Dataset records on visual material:
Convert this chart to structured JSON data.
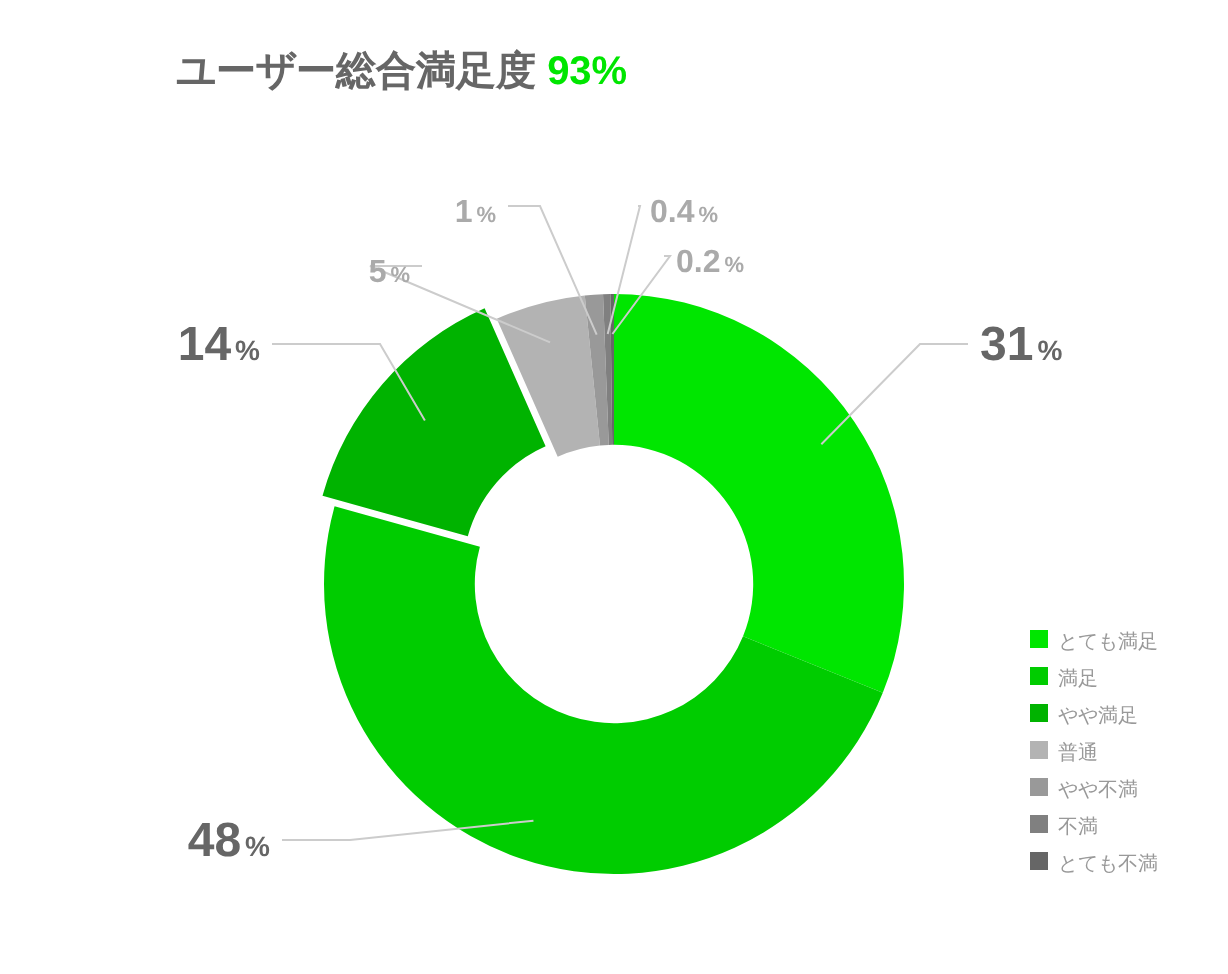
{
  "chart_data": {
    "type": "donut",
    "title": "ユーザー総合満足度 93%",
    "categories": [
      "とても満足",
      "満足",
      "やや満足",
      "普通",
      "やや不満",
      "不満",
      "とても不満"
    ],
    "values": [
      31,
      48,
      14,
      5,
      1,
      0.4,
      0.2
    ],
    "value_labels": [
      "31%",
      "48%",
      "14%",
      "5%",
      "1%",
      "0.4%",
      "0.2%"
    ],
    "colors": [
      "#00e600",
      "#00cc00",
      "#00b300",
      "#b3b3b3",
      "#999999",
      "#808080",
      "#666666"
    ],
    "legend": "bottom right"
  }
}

*EXERCISE REQUIREMENTS*.
Without including any pictures, print all of the material exactly as given.

*THE RESULT*.
Convert this chart to structured JSON data.
{
  "chart_data": {
    "type": "donut",
    "title": "ユーザー総合満足度 93%",
    "categories": [
      "とても満足",
      "満足",
      "やや満足",
      "普通",
      "やや不満",
      "不満",
      "とても不満"
    ],
    "values": [
      31,
      48,
      14,
      5,
      1,
      0.4,
      0.2
    ],
    "value_labels": [
      "31%",
      "48%",
      "14%",
      "5%",
      "1%",
      "0.4%",
      "0.2%"
    ],
    "colors": [
      "#00e600",
      "#00cc00",
      "#00b300",
      "#b3b3b3",
      "#999999",
      "#808080",
      "#666666"
    ],
    "legend": "bottom right"
  }
}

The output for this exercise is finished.